»»

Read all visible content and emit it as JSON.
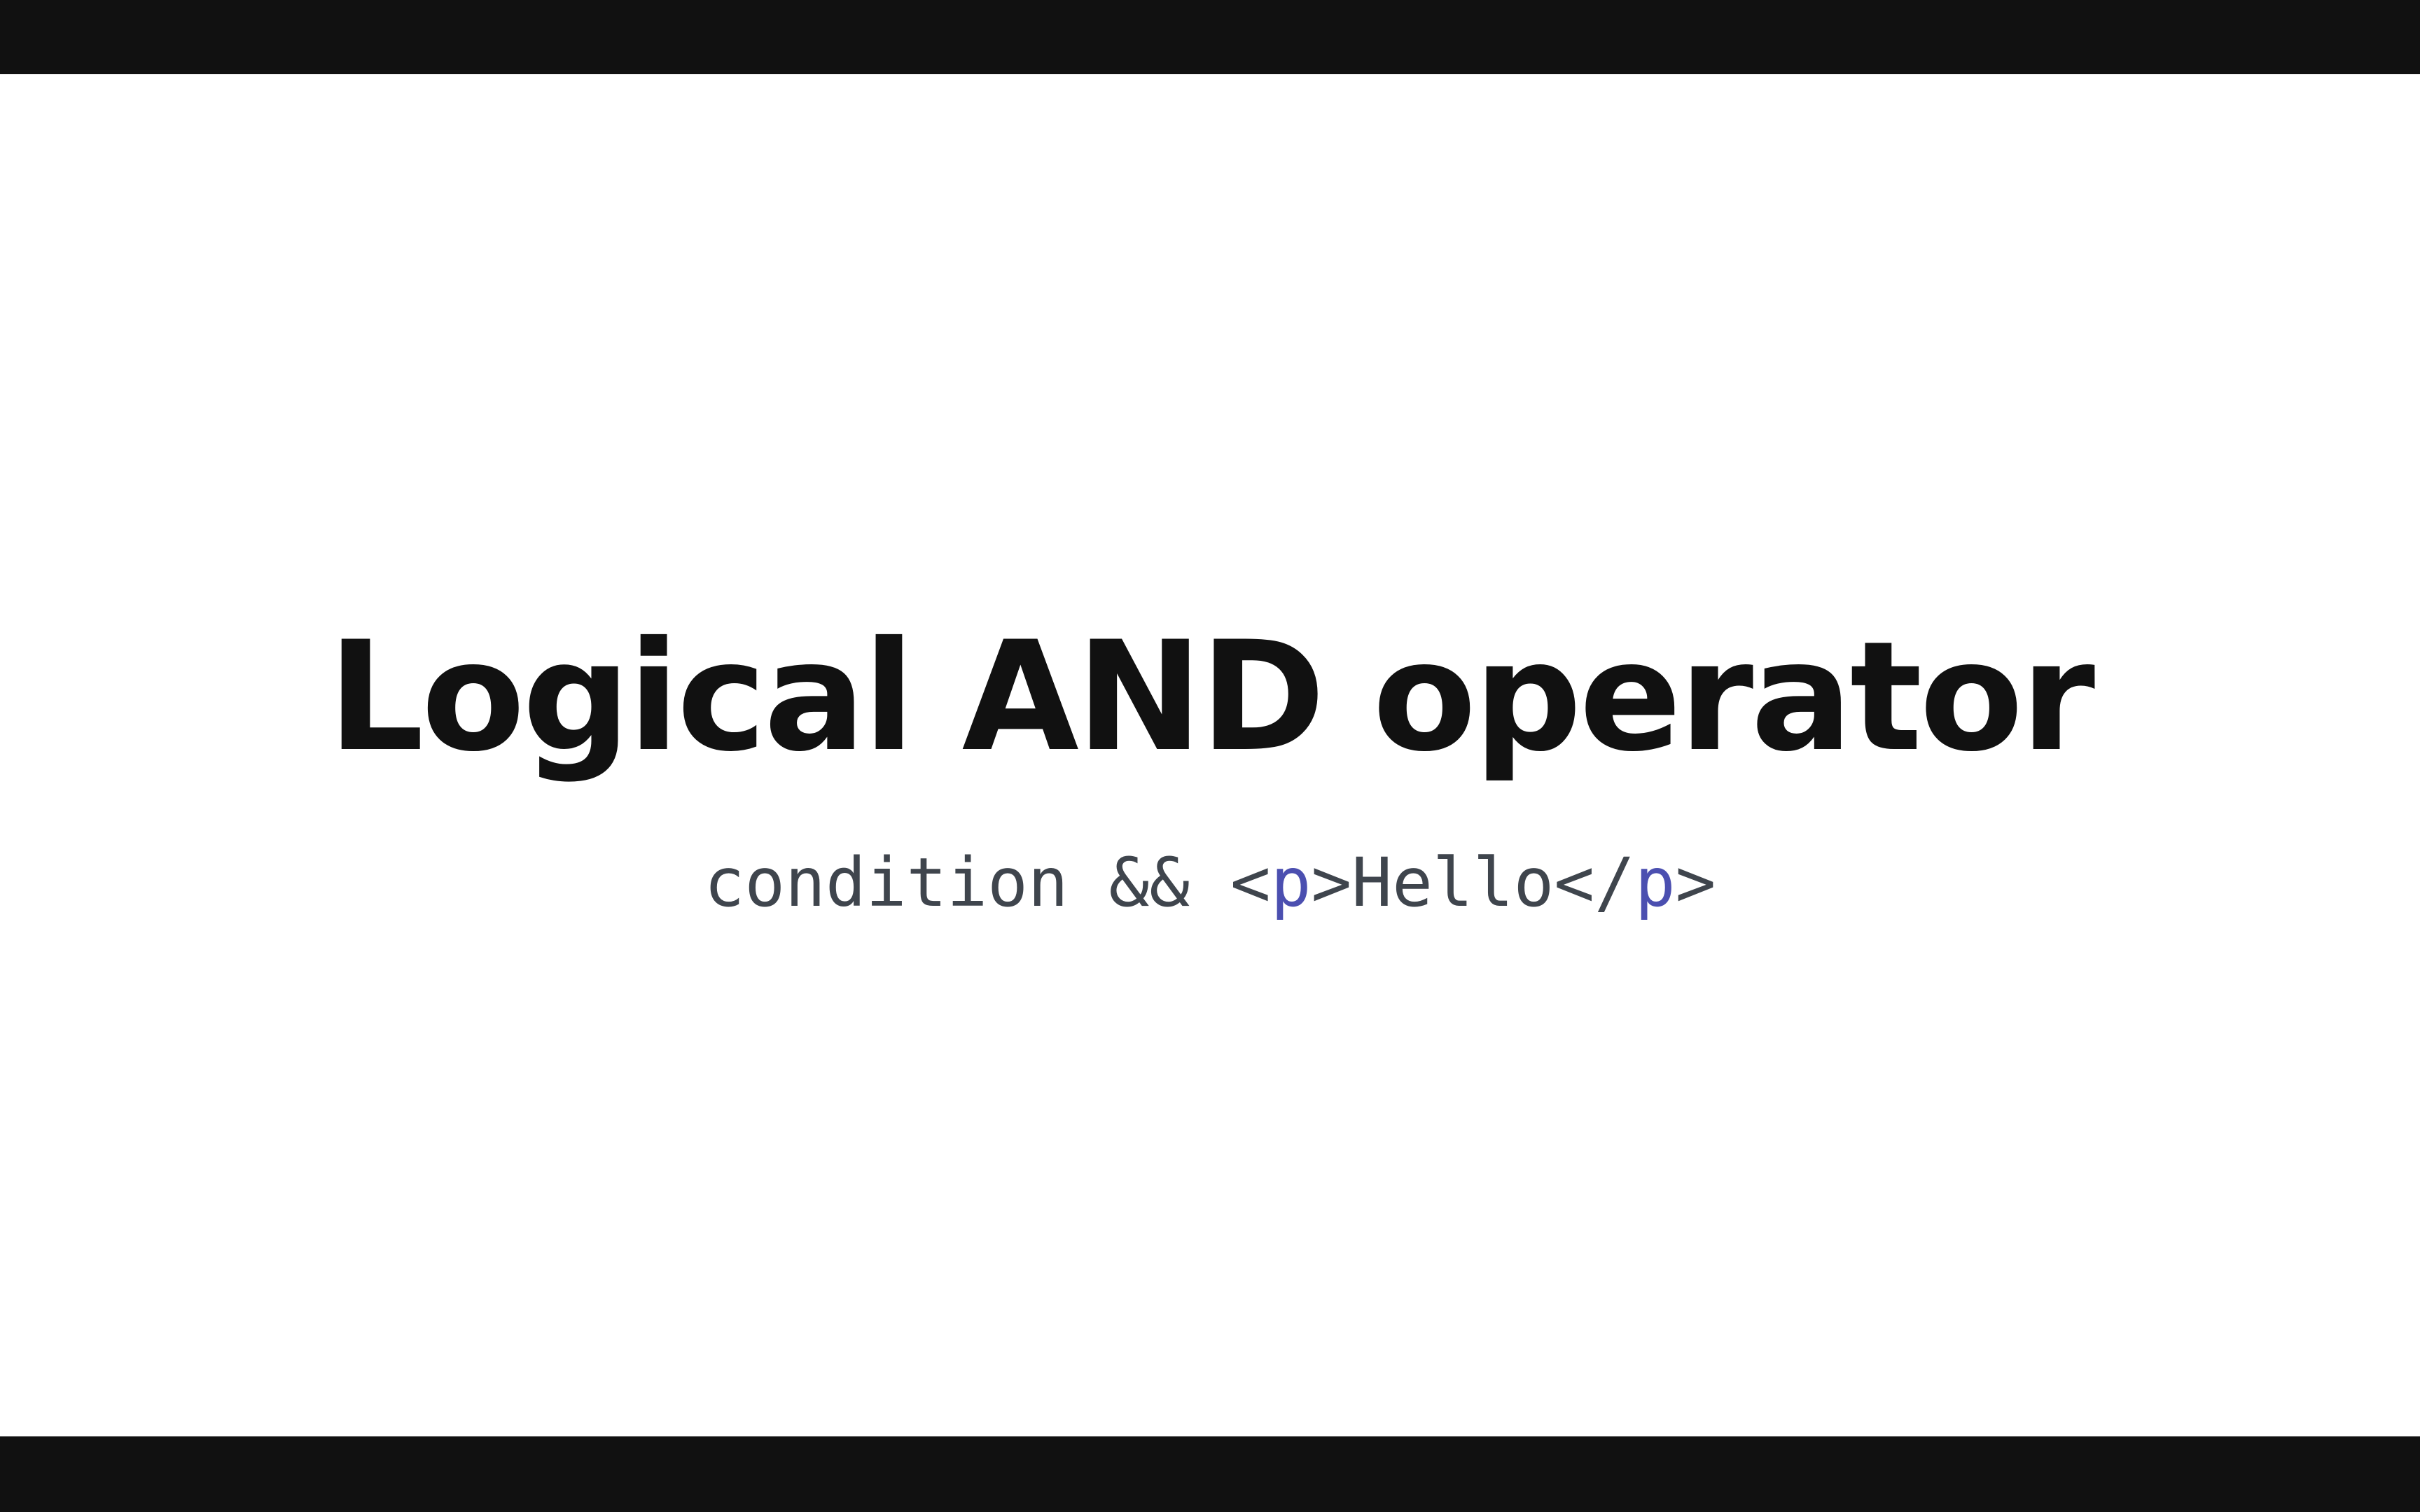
{
  "slide": {
    "title": "Logical AND operator",
    "code": {
      "condition": "condition",
      "operator": "&&",
      "open_bracket": "<",
      "open_tag": "p",
      "close_bracket_1": ">",
      "text": "Hello",
      "close_open": "</",
      "close_tag": "p",
      "close_bracket_2": ">"
    }
  },
  "colors": {
    "background": "#ffffff",
    "bars": "#111111",
    "title": "#111111",
    "code_text": "#3f454d",
    "code_tag": "#4b4fb0"
  }
}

««

Task description: Report only how many lines of the listing hold the word "operator".

Correct response: 2